===== RECORDS PROVIDED =====

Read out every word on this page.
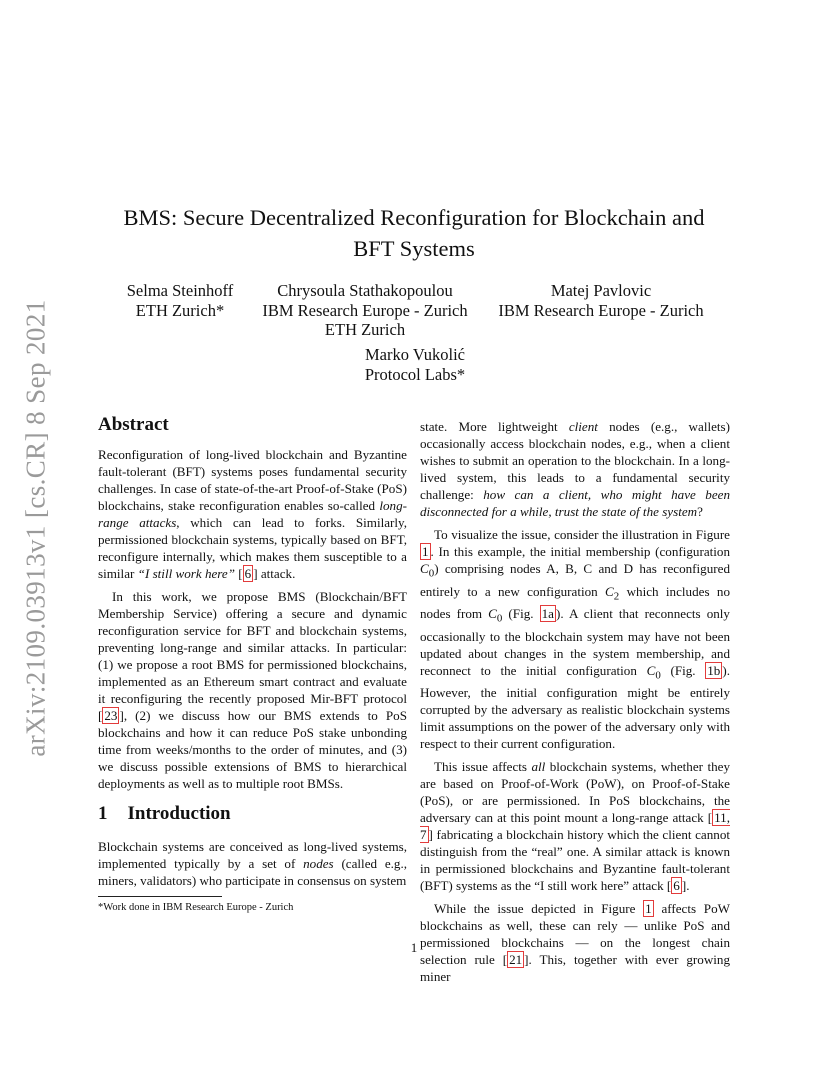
arXiv:2109.03913v1 [cs.CR] 8 Sep 2021
BMS: Secure Decentralized Reconfiguration for Blockchain and
BFT Systems
Selma Steinhoff
ETH Zurich*
Chrysoula Stathakopoulou
IBM Research Europe - Zurich
ETH Zurich
Matej Pavlovic
IBM Research Europe - Zurich
Marko Vukolić
Protocol Labs*
Abstract

Reconfiguration of long-lived blockchain and Byzantine fault-tolerant (BFT) systems poses fundamental security challenges. In case of state-of-the-art Proof-of-Stake (PoS) blockchains, stake reconfiguration enables so-called long-range attacks, which can lead to forks. Similarly, permissioned blockchain systems, typically based on BFT, reconfigure internally, which makes them susceptible to a similar “I still work here” [ 6 ] attack.

In this work, we propose BMS (Blockchain/BFT Membership Service) offering a secure and dynamic reconfiguration service for BFT and blockchain systems, preventing long-range and similar attacks. In particular: (1) we propose a root BMS for permissioned blockchains, implemented as an Ethereum smart contract and evaluate it reconfiguring the recently proposed Mir-BFT protocol [ 23 ], (2) we discuss how our BMS extends to PoS blockchains and how it can reduce PoS stake unbonding time from weeks/months to the order of minutes, and (3) we discuss possible extensions of BMS to hierarchical deployments as well as to multiple root BMSs.

1 Introduction

Blockchain systems are conceived as long-lived systems, implemented typically by a set of nodes (called e.g., miners, validators) who participate in consensus on system

*Work done in IBM Research Europe - Zurich

state. More lightweight client nodes (e.g., wallets) occasionally access blockchain nodes, e.g., when a client wishes to submit an operation to the blockchain. In a long-lived system, this leads to a fundamental security challenge: how can a client, who might have been disconnected for a while, trust the state of the system?

To visualize the issue, consider the illustration in Figure 1 . In this example, the initial membership (configuration $C_0$) comprising nodes A, B, C and D has reconfigured entirely to a new configuration $C_2$ which includes no nodes from $C_0$ (Fig. 1a ). A client that reconnects only occasionally to the blockchain system may have not been updated about changes in the system membership, and reconnect to the initial configuration $C_0$ (Fig. 1b ). However, the initial configuration might be entirely corrupted by the adversary as realistic blockchain systems limit assumptions on the power of the adversary only with respect to their current configuration.

This issue affects all blockchain systems, whether they are based on Proof-of-Work (PoW), on Proof-of-Stake (PoS), or are permissioned. In PoS blockchains, the adversary can at this point mount a long-range attack [ 11, 7 ] fabricating a blockchain history which the client cannot distinguish from the “real” one. A similar attack is known in permissioned blockchains and Byzantine fault-tolerant (BFT) systems as the “I still work here” attack [ 6 ].

While the issue depicted in Figure 1 affects PoW blockchains as well, these can rely — unlike PoS and permissioned blockchains — on the longest chain selection rule [ 21 ]. This, together with ever growing miner

1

=====

- TASK REQUIREMENTS -
Determine the number of lines in the data that contain "Zurich" as a word or string, and state only that number.

- SOLUTION FOR THIS EXERCISE -
5